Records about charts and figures
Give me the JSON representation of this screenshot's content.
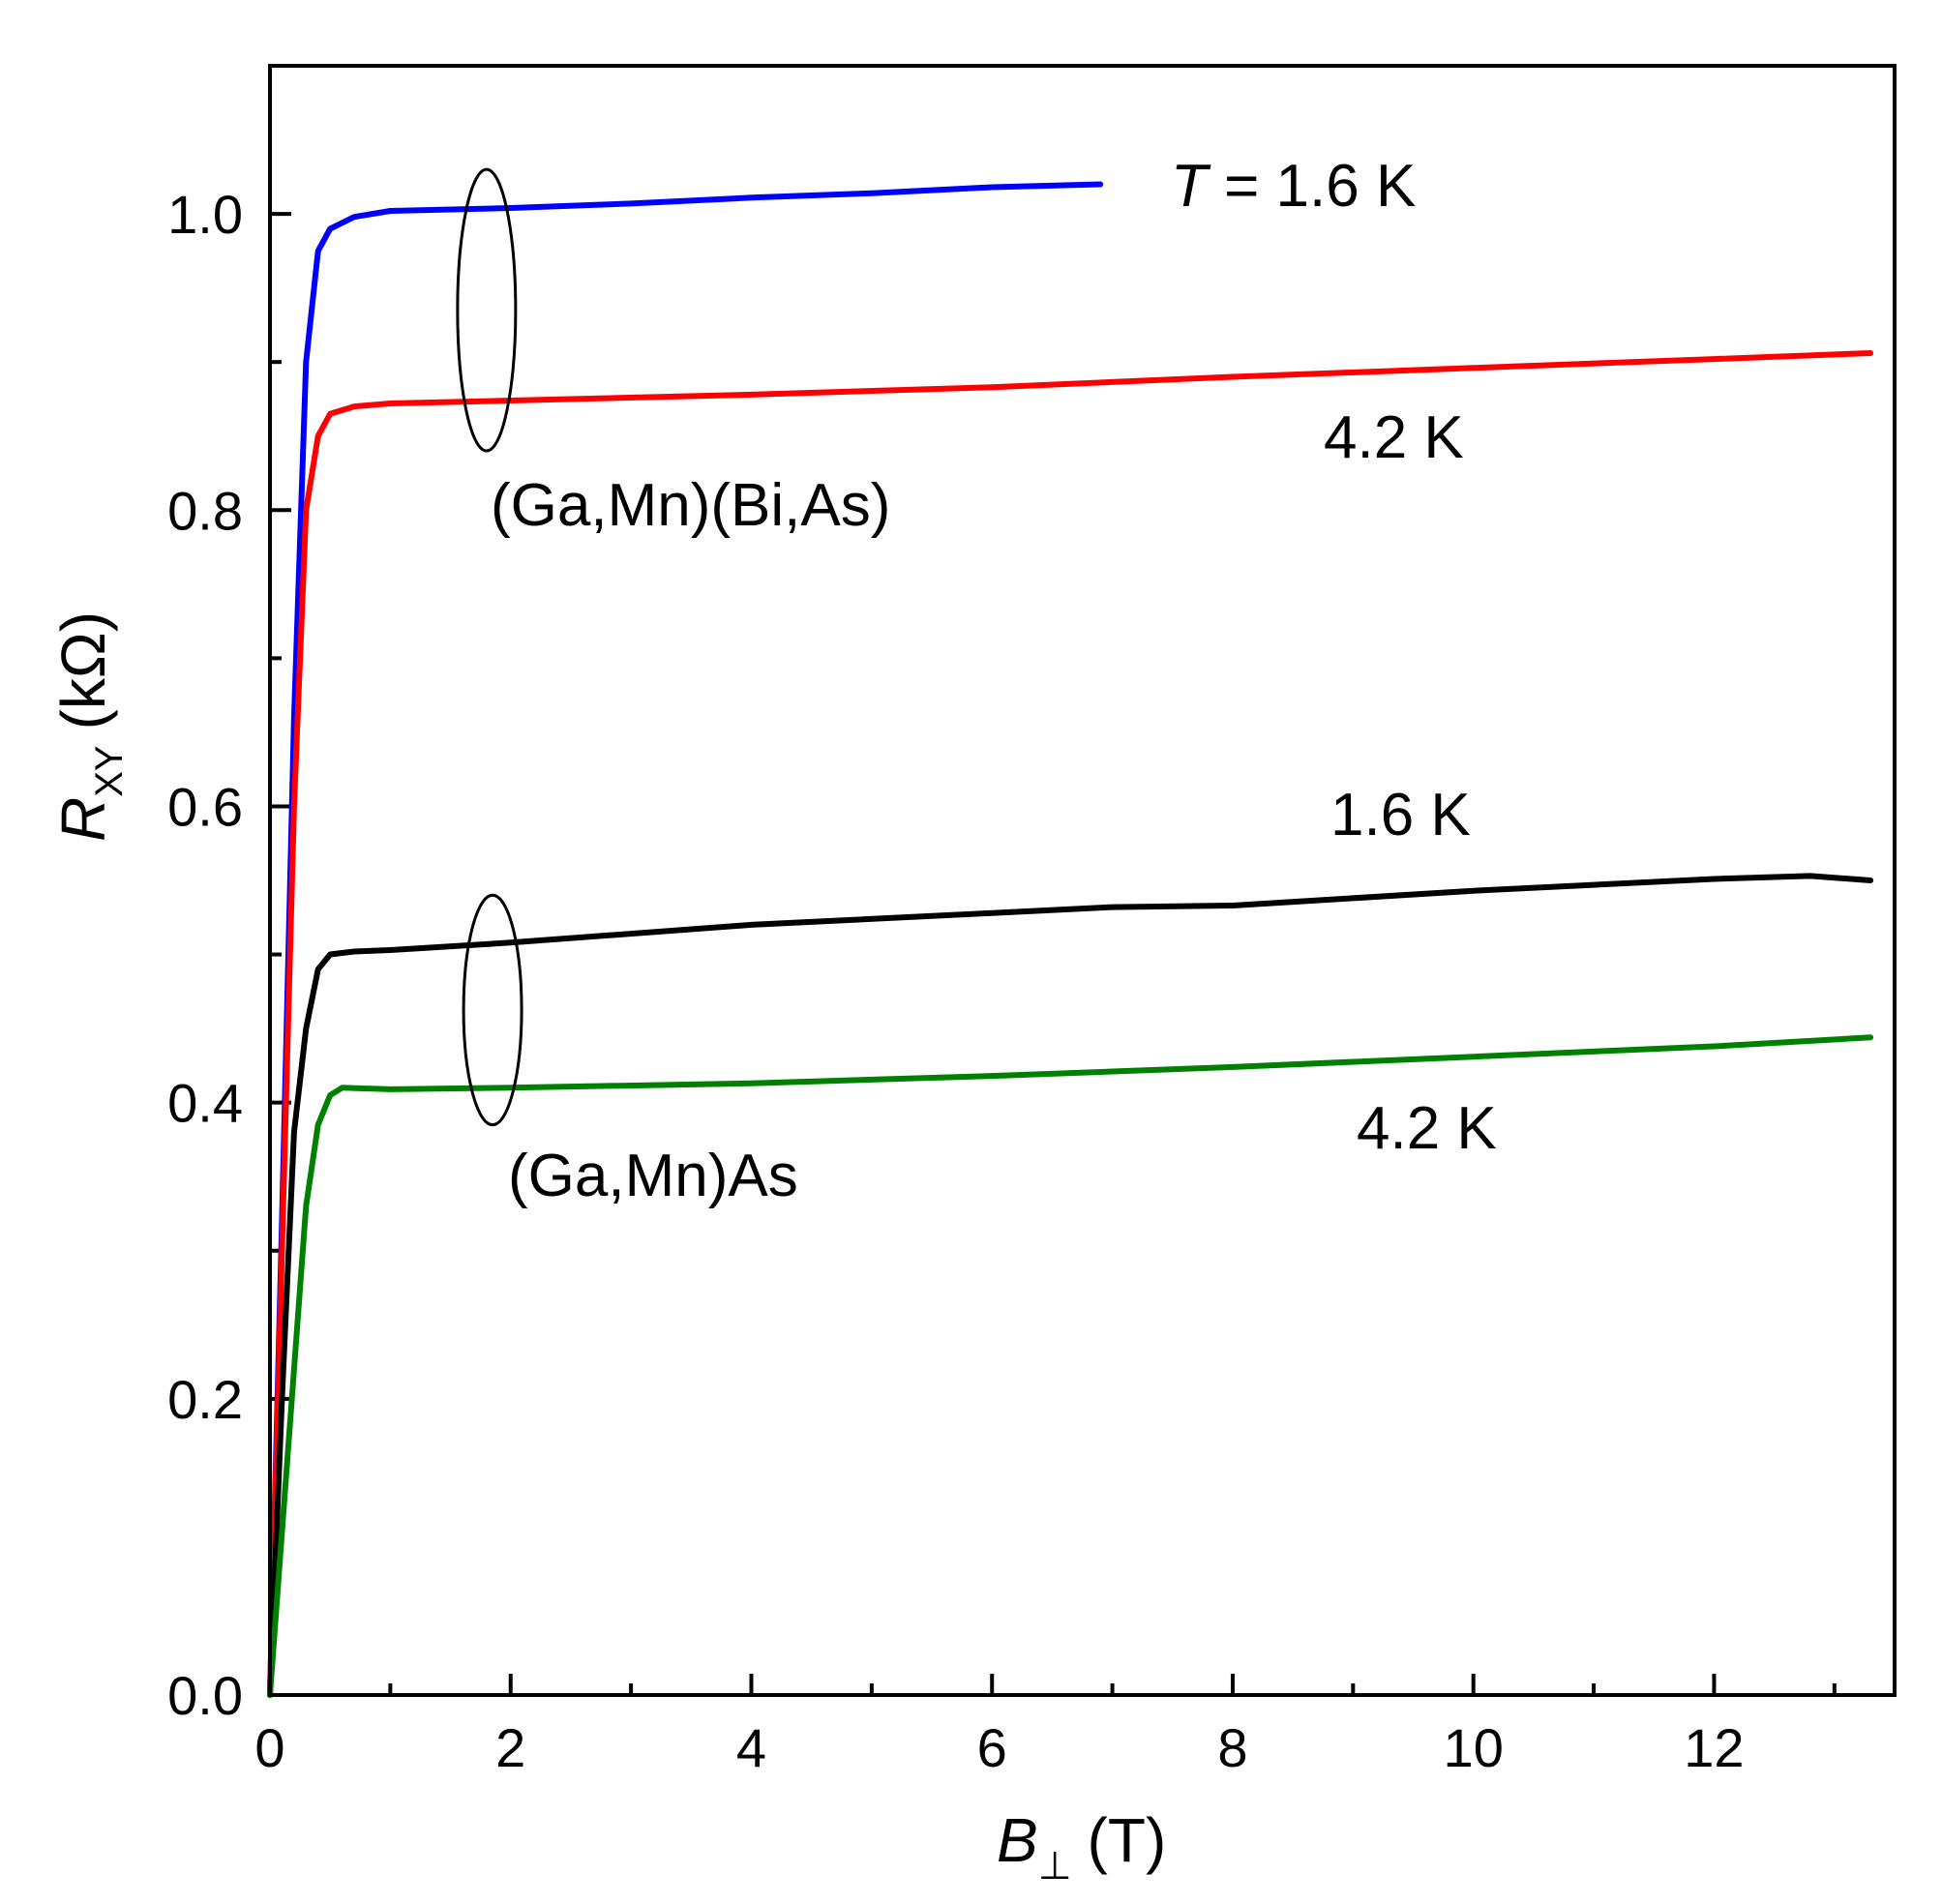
{
  "chart_data": {
    "type": "line",
    "title": "",
    "xlabel": {
      "symbol": "B",
      "subscript": "⊥",
      "unit": "(T)"
    },
    "ylabel": {
      "symbol": "R",
      "subscript": "XY",
      "unit": "(kΩ)"
    },
    "xlim": [
      0,
      13.5
    ],
    "ylim": [
      0,
      1.1
    ],
    "x_ticks": [
      0,
      2,
      4,
      6,
      8,
      10,
      12
    ],
    "x_tick_labels": [
      "0",
      "2",
      "4",
      "6",
      "8",
      "10",
      "12"
    ],
    "x_minor_ticks": [
      1,
      3,
      5,
      7,
      9,
      11,
      13
    ],
    "y_ticks": [
      0,
      0.2,
      0.4,
      0.6,
      0.8,
      1.0
    ],
    "y_tick_labels": [
      "0.0",
      "0.2",
      "0.4",
      "0.6",
      "0.8",
      "1.0"
    ],
    "y_minor_ticks": [
      0.1,
      0.3,
      0.5,
      0.7,
      0.9
    ],
    "series": [
      {
        "name": "(Ga,Mn)(Bi,As) T = 1.6 K",
        "color": "#0000ff",
        "x": [
          0,
          0.1,
          0.2,
          0.3,
          0.4,
          0.5,
          0.7,
          1.0,
          2.0,
          3.0,
          4.0,
          5.0,
          6.0,
          6.9
        ],
        "y": [
          0,
          0.32,
          0.66,
          0.9,
          0.975,
          0.99,
          0.998,
          1.002,
          1.004,
          1.007,
          1.011,
          1.014,
          1.018,
          1.02
        ]
      },
      {
        "name": "(Ga,Mn)(Bi,As) 4.2 K",
        "color": "#ff0000",
        "x": [
          0,
          0.1,
          0.2,
          0.3,
          0.4,
          0.5,
          0.7,
          1.0,
          2.0,
          4.0,
          6.0,
          8.0,
          10.0,
          12.0,
          13.3
        ],
        "y": [
          0,
          0.3,
          0.6,
          0.8,
          0.85,
          0.865,
          0.87,
          0.872,
          0.874,
          0.878,
          0.883,
          0.89,
          0.896,
          0.902,
          0.906
        ]
      },
      {
        "name": "(Ga,Mn)As 1.6 K",
        "color": "#000000",
        "x": [
          0,
          0.1,
          0.2,
          0.3,
          0.4,
          0.5,
          0.7,
          1.0,
          2.0,
          4.0,
          6.0,
          7.0,
          8.0,
          10.0,
          12.0,
          12.8,
          13.3
        ],
        "y": [
          0,
          0.2,
          0.38,
          0.45,
          0.49,
          0.5,
          0.502,
          0.503,
          0.508,
          0.52,
          0.528,
          0.532,
          0.533,
          0.543,
          0.551,
          0.553,
          0.55
        ]
      },
      {
        "name": "(Ga,Mn)As 4.2 K",
        "color": "#008000",
        "x": [
          0,
          0.1,
          0.2,
          0.3,
          0.4,
          0.5,
          0.6,
          1.0,
          2.0,
          4.0,
          6.0,
          8.0,
          10.0,
          12.0,
          13.3
        ],
        "y": [
          0,
          0.11,
          0.22,
          0.33,
          0.385,
          0.405,
          0.41,
          0.409,
          0.41,
          0.413,
          0.418,
          0.424,
          0.431,
          0.438,
          0.444
        ]
      }
    ],
    "annotations": {
      "t16_top": {
        "italic": "T",
        "text": " = 1.6 K"
      },
      "t42_top": "4.2 K",
      "sample_bias": "(Ga,Mn)(Bi,As)",
      "t16_bottom": "1.6 K",
      "t42_bottom": "4.2 K",
      "sample_gamnas": "(Ga,Mn)As"
    },
    "group_ellipses": [
      "(Ga,Mn)(Bi,As)",
      "(Ga,Mn)As"
    ]
  }
}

■ Given instruction
Where a line of the data holds "color", show that line.

■ Complete output
        "color": "#0000ff",
        "color": "#ff0000",
        "color": "#000000",
        "color": "#008000",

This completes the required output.